- DATA PROVIDED:
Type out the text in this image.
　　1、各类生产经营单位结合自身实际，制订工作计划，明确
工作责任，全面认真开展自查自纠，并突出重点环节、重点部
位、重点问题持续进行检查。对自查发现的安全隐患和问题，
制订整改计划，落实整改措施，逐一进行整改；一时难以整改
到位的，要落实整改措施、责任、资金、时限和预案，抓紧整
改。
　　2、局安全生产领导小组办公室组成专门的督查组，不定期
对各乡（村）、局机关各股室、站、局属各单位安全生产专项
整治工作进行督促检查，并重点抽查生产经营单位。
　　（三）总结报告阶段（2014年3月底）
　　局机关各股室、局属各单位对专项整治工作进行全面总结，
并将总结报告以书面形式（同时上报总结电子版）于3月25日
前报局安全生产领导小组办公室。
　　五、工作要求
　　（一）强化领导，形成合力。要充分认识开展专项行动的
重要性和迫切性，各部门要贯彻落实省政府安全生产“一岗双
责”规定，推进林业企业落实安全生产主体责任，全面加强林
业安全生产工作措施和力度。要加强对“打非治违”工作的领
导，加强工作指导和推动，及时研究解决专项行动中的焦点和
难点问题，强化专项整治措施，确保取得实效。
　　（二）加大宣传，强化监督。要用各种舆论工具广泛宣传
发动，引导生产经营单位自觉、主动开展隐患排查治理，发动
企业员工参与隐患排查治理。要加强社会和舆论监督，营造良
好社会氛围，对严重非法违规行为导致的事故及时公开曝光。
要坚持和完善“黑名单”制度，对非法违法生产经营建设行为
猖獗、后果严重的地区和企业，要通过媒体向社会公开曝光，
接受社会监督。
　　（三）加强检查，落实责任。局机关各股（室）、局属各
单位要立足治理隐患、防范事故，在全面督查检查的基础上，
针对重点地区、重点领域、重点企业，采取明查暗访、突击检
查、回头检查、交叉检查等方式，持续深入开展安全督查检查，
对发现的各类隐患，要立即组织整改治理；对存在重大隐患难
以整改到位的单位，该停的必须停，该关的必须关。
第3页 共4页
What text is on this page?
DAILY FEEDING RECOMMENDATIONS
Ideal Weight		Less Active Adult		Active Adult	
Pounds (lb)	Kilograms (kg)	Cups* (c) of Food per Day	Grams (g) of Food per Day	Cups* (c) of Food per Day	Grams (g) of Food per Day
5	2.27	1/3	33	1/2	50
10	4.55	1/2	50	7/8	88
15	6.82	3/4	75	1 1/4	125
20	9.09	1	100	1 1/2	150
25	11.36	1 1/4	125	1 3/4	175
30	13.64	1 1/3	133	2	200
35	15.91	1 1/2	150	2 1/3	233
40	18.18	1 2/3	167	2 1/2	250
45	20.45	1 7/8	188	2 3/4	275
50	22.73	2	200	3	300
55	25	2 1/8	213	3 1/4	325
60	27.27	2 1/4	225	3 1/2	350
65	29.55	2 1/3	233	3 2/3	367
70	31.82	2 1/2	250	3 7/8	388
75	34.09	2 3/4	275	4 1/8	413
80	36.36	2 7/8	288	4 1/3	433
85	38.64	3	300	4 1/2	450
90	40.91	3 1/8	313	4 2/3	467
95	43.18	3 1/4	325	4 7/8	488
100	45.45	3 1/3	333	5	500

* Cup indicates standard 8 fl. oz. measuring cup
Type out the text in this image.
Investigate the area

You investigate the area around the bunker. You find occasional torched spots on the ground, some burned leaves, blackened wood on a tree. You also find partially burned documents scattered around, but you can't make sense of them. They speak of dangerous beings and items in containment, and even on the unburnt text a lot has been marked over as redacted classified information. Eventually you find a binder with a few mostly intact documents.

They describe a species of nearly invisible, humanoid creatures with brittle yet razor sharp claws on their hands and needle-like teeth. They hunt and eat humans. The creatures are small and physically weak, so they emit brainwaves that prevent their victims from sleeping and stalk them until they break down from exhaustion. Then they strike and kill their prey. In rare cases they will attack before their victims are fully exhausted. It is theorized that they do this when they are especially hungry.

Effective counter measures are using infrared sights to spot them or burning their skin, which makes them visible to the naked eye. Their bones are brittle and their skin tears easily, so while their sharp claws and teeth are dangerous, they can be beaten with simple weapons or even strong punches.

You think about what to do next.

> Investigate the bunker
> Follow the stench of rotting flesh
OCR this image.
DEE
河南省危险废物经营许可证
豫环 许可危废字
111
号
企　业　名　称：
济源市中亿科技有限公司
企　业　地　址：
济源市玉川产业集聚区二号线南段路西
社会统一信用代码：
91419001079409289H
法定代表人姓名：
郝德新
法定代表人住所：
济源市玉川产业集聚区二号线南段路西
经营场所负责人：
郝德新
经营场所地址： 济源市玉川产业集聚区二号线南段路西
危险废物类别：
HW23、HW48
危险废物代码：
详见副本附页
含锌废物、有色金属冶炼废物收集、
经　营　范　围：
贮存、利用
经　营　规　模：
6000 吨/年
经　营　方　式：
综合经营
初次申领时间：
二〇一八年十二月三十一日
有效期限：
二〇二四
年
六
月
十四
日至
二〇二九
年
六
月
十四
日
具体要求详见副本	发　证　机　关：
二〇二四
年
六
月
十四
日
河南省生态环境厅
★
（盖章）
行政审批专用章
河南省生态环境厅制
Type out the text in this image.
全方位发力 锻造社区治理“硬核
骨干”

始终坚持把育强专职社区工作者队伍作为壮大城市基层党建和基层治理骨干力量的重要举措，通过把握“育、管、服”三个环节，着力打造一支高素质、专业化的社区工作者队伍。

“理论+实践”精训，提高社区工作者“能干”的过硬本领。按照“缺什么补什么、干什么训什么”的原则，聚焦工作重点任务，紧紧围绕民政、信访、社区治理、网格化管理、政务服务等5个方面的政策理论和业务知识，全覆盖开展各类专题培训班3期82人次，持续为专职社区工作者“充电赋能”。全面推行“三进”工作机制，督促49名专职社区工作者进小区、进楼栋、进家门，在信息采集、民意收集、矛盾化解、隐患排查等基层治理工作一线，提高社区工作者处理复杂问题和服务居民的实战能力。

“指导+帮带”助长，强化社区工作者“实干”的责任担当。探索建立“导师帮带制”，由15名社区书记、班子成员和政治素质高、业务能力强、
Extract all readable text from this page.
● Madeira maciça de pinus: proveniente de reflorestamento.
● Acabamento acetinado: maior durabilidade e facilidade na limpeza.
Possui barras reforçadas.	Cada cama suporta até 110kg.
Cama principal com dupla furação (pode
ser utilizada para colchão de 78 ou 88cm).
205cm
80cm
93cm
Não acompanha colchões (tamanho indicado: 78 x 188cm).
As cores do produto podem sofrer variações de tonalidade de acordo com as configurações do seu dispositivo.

- REQUIREMENTS: Reproduce all the records precisely.

- RESPONSE TO THE EXERCISE:
Type out the text in this image.
　　1、各类生产经营单位结合自身实际，制订工作计划，明确
工作责任，全面认真开展自查自纠，并突出重点环节、重点部
位、重点问题持续进行检查。对自查发现的安全隐患和问题，
制订整改计划，落实整改措施，逐一进行整改；一时难以整改
到位的，要落实整改措施、责任、资金、时限和预案，抓紧整
改。
　　2、局安全生产领导小组办公室组成专门的督查组，不定期
对各乡（村）、局机关各股室、站、局属各单位安全生产专项
整治工作进行督促检查，并重点抽查生产经营单位。
　　（三）总结报告阶段（2014年3月底）
　　局机关各股室、局属各单位对专项整治工作进行全面总结，
并将总结报告以书面形式（同时上报总结电子版）于3月25日
前报局安全生产领导小组办公室。
　　五、工作要求
　　（一）强化领导，形成合力。要充分认识开展专项行动的
重要性和迫切性，各部门要贯彻落实省政府安全生产“一岗双
责”规定，推进林业企业落实安全生产主体责任，全面加强林
业安全生产工作措施和力度。要加强对“打非治违”工作的领
导，加强工作指导和推动，及时研究解决专项行动中的焦点和
难点问题，强化专项整治措施，确保取得实效。
　　（二）加大宣传，强化监督。要用各种舆论工具广泛宣传
发动，引导生产经营单位自觉、主动开展隐患排查治理，发动
企业员工参与隐患排查治理。要加强社会和舆论监督，营造良
好社会氛围，对严重非法违规行为导致的事故及时公开曝光。
要坚持和完善“黑名单”制度，对非法违法生产经营建设行为
猖獗、后果严重的地区和企业，要通过媒体向社会公开曝光，
接受社会监督。
　　（三）加强检查，落实责任。局机关各股（室）、局属各
单位要立足治理隐患、防范事故，在全面督查检查的基础上，
针对重点地区、重点领域、重点企业，采取明查暗访、突击检
查、回头检查、交叉检查等方式，持续深入开展安全督查检查，
对发现的各类隐患，要立即组织整改治理；对存在重大隐患难
以整改到位的单位，该停的必须停，该关的必须关。
第3页 共4页
What text is on this page?
DAILY FEEDING RECOMMENDATIONS
Ideal Weight		Less Active Adult		Active Adult	
Pounds (lb)	Kilograms (kg)	Cups* (c) of Food per Day	Grams (g) of Food per Day	Cups* (c) of Food per Day	Grams (g) of Food per Day
5	2.27	1/3	33	1/2	50
10	4.55	1/2	50	7/8	88
15	6.82	3/4	75	1 1/4	125
20	9.09	1	100	1 1/2	150
25	11.36	1 1/4	125	1 3/4	175
30	13.64	1 1/3	133	2	200
35	15.91	1 1/2	150	2 1/3	233
40	18.18	1 2/3	167	2 1/2	250
45	20.45	1 7/8	188	2 3/4	275
50	22.73	2	200	3	300
55	25	2 1/8	213	3 1/4	325
60	27.27	2 1/4	225	3 1/2	350
65	29.55	2 1/3	233	3 2/3	367
70	31.82	2 1/2	250	3 7/8	388
75	34.09	2 3/4	275	4 1/8	413
80	36.36	2 7/8	288	4 1/3	433
85	38.64	3	300	4 1/2	450
90	40.91	3 1/8	313	4 2/3	467
95	43.18	3 1/4	325	4 7/8	488
100	45.45	3 1/3	333	5	500

* Cup indicates standard 8 fl. oz. measuring cup
Type out the text in this image.
Investigate the area

You investigate the area around the bunker. You find occasional torched spots on the ground, some burned leaves, blackened wood on a tree. You also find partially burned documents scattered around, but you can't make sense of them. They speak of dangerous beings and items in containment, and even on the unburnt text a lot has been marked over as redacted classified information. Eventually you find a binder with a few mostly intact documents.

They describe a species of nearly invisible, humanoid creatures with brittle yet razor sharp claws on their hands and needle-like teeth. They hunt and eat humans. The creatures are small and physically weak, so they emit brainwaves that prevent their victims from sleeping and stalk them until they break down from exhaustion. Then they strike and kill their prey. In rare cases they will attack before their victims are fully exhausted. It is theorized that they do this when they are especially hungry.

Effective counter measures are using infrared sights to spot them or burning their skin, which makes them visible to the naked eye. Their bones are brittle and their skin tears easily, so while their sharp claws and teeth are dangerous, they can be beaten with simple weapons or even strong punches.

You think about what to do next.

> Investigate the bunker
> Follow the stench of rotting flesh
OCR this image.
DEE
河南省危险废物经营许可证
豫环 许可危废字
111
号
企　业　名　称：
济源市中亿科技有限公司
企　业　地　址：
济源市玉川产业集聚区二号线南段路西
社会统一信用代码：
91419001079409289H
法定代表人姓名：
郝德新
法定代表人住所：
济源市玉川产业集聚区二号线南段路西
经营场所负责人：
郝德新
经营场所地址： 济源市玉川产业集聚区二号线南段路西
危险废物类别：
HW23、HW48
危险废物代码：
详见副本附页
含锌废物、有色金属冶炼废物收集、
经　营　范　围：
贮存、利用
经　营　规　模：
6000 吨/年
经　营　方　式：
综合经营
初次申领时间：
二〇一八年十二月三十一日
有效期限：
二〇二四
年
六
月
十四
日至
二〇二九
年
六
月
十四
日
具体要求详见副本	发　证　机　关：
二〇二四
年
六
月
十四
日
河南省生态环境厅
★
（盖章）
行政审批专用章
河南省生态环境厅制
Type out the text in this image.
全方位发力 锻造社区治理“硬核
骨干”

始终坚持把育强专职社区工作者队伍作为壮大城市基层党建和基层治理骨干力量的重要举措，通过把握“育、管、服”三个环节，着力打造一支高素质、专业化的社区工作者队伍。

“理论+实践”精训，提高社区工作者“能干”的过硬本领。按照“缺什么补什么、干什么训什么”的原则，聚焦工作重点任务，紧紧围绕民政、信访、社区治理、网格化管理、政务服务等5个方面的政策理论和业务知识，全覆盖开展各类专题培训班3期82人次，持续为专职社区工作者“充电赋能”。全面推行“三进”工作机制，督促49名专职社区工作者进小区、进楼栋、进家门，在信息采集、民意收集、矛盾化解、隐患排查等基层治理工作一线，提高社区工作者处理复杂问题和服务居民的实战能力。

“指导+帮带”助长，强化社区工作者“实干”的责任担当。探索建立“导师帮带制”，由15名社区书记、班子成员和政治素质高、业务能力强、
Extract all readable text from this page.
● Madeira maciça de pinus: proveniente de reflorestamento.
● Acabamento acetinado: maior durabilidade e facilidade na limpeza.
Possui barras reforçadas.	Cada cama suporta até 110kg.
Cama principal com dupla furação (pode
ser utilizada para colchão de 78 ou 88cm).
205cm
80cm
93cm
Não acompanha colchões (tamanho indicado: 78 x 188cm).
As cores do produto podem sofrer variações de tonalidade de acordo com as configurações do seu dispositivo.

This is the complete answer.